▶ _Exercise directions_: Could you write out the records below exactly as they appear, leaving out any pictures?

▶ _Data records_:

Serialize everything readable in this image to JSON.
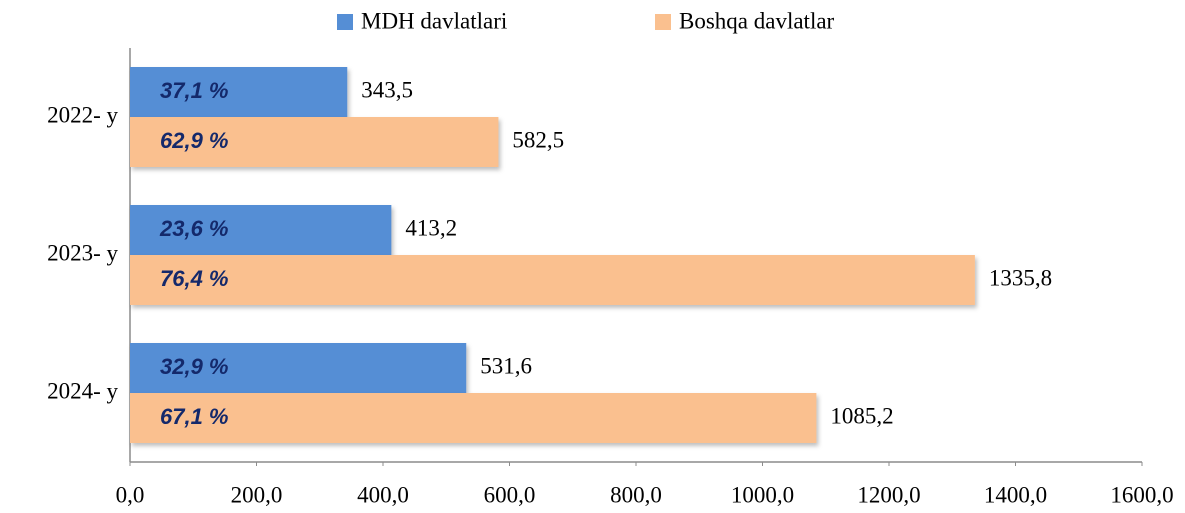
{
  "chart_data": {
    "type": "bar",
    "orientation": "horizontal",
    "categories": [
      "2022- y",
      "2023- y",
      "2024- y"
    ],
    "series": [
      {
        "name": "MDH davlatlari",
        "color": "#558ed5",
        "values": [
          343.5,
          413.2,
          531.6
        ],
        "value_labels": [
          "343,5",
          "413,2",
          "531,6"
        ],
        "share_labels": [
          "37,1 %",
          "23,6 %",
          "32,9 %"
        ]
      },
      {
        "name": "Boshqa davlatlar",
        "color": "#fac08f",
        "values": [
          582.5,
          1335.8,
          1085.2
        ],
        "value_labels": [
          "582,5",
          "1335,8",
          "1085,2"
        ],
        "share_labels": [
          "62,9 %",
          "76,4 %",
          "67,1 %"
        ]
      }
    ],
    "xlim": [
      0,
      1600
    ],
    "xticks": [
      {
        "value": 0,
        "label": "0,0"
      },
      {
        "value": 200,
        "label": "200,0"
      },
      {
        "value": 400,
        "label": "400,0"
      },
      {
        "value": 600,
        "label": "600,0"
      },
      {
        "value": 800,
        "label": "800,0"
      },
      {
        "value": 1000,
        "label": "1000,0"
      },
      {
        "value": 1200,
        "label": "1200,0"
      },
      {
        "value": 1400,
        "label": "1400,0"
      },
      {
        "value": 1600,
        "label": "1600,0"
      }
    ],
    "grid": false,
    "legend": "top"
  }
}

▶ _Output of the task_:
Serialize everything readable in this image to JSON.
{
  "chart_data": {
    "type": "bar",
    "orientation": "horizontal",
    "categories": [
      "2022- y",
      "2023- y",
      "2024- y"
    ],
    "series": [
      {
        "name": "MDH davlatlari",
        "color": "#558ed5",
        "values": [
          343.5,
          413.2,
          531.6
        ],
        "value_labels": [
          "343,5",
          "413,2",
          "531,6"
        ],
        "share_labels": [
          "37,1 %",
          "23,6 %",
          "32,9 %"
        ]
      },
      {
        "name": "Boshqa davlatlar",
        "color": "#fac08f",
        "values": [
          582.5,
          1335.8,
          1085.2
        ],
        "value_labels": [
          "582,5",
          "1335,8",
          "1085,2"
        ],
        "share_labels": [
          "62,9 %",
          "76,4 %",
          "67,1 %"
        ]
      }
    ],
    "xlim": [
      0,
      1600
    ],
    "xticks": [
      {
        "value": 0,
        "label": "0,0"
      },
      {
        "value": 200,
        "label": "200,0"
      },
      {
        "value": 400,
        "label": "400,0"
      },
      {
        "value": 600,
        "label": "600,0"
      },
      {
        "value": 800,
        "label": "800,0"
      },
      {
        "value": 1000,
        "label": "1000,0"
      },
      {
        "value": 1200,
        "label": "1200,0"
      },
      {
        "value": 1400,
        "label": "1400,0"
      },
      {
        "value": 1600,
        "label": "1600,0"
      }
    ],
    "grid": false,
    "legend": "top"
  }
}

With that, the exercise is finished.